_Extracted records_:
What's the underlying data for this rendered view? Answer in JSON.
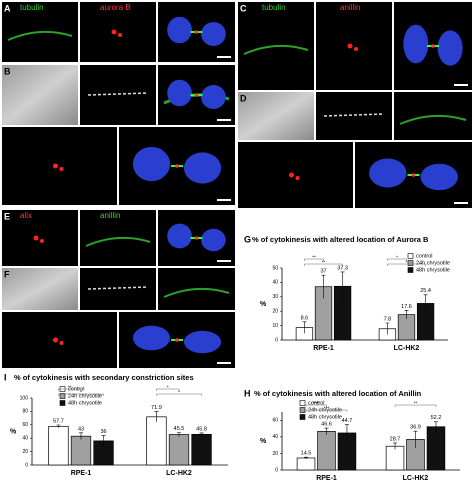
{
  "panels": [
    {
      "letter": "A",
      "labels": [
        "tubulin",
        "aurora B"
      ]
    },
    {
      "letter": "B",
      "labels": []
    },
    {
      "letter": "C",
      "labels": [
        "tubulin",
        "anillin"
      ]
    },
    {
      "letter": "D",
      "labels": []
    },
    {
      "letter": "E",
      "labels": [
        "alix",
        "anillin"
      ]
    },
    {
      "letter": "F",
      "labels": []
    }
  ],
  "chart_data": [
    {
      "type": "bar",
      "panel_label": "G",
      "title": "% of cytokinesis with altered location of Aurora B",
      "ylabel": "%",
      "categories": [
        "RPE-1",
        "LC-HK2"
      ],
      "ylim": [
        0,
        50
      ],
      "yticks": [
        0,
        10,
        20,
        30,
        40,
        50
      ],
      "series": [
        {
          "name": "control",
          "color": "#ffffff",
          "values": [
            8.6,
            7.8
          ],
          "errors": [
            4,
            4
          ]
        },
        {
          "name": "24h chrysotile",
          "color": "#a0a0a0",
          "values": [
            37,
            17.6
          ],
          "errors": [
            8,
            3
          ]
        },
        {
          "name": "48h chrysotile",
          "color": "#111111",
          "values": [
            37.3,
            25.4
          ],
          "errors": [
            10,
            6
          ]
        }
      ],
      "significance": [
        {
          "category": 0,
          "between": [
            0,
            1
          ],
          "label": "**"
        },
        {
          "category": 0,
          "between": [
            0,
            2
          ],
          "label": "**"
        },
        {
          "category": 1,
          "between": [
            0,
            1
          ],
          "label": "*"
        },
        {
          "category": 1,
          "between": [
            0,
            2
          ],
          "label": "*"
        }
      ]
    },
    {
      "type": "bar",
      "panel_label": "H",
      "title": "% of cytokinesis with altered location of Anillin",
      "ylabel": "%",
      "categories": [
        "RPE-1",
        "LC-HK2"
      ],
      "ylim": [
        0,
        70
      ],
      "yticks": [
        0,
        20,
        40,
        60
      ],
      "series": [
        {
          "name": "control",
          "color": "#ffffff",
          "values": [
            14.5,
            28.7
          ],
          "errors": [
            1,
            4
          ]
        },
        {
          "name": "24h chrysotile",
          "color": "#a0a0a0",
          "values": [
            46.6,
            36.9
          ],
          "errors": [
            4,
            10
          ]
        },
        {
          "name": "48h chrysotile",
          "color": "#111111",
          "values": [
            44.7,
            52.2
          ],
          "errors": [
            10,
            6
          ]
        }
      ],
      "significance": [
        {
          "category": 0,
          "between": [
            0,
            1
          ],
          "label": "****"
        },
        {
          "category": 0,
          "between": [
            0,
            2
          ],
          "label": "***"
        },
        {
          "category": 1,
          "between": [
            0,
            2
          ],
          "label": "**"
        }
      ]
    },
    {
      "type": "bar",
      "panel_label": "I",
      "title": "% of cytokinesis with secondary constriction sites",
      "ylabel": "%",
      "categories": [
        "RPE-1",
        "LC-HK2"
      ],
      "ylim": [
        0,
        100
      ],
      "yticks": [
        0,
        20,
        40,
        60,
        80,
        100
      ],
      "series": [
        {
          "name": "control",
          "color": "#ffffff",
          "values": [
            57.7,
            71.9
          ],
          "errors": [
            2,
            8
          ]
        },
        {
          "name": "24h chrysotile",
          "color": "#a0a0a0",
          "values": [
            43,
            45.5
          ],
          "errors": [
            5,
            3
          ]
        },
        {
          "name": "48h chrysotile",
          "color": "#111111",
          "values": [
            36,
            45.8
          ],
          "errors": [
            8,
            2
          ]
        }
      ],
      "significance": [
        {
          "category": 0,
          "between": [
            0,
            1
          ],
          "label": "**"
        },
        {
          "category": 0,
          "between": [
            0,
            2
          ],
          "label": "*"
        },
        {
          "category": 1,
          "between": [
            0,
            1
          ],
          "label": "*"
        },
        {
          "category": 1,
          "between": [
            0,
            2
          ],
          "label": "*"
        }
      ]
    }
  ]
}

_TASK_: Track down all lines above with the string "letter" and copy them.

_SOLUTION FOR THIS PROBLEM_:
      "letter": "A",
      "letter": "B",
      "letter": "C",
      "letter": "D",
      "letter": "E",
      "letter": "F",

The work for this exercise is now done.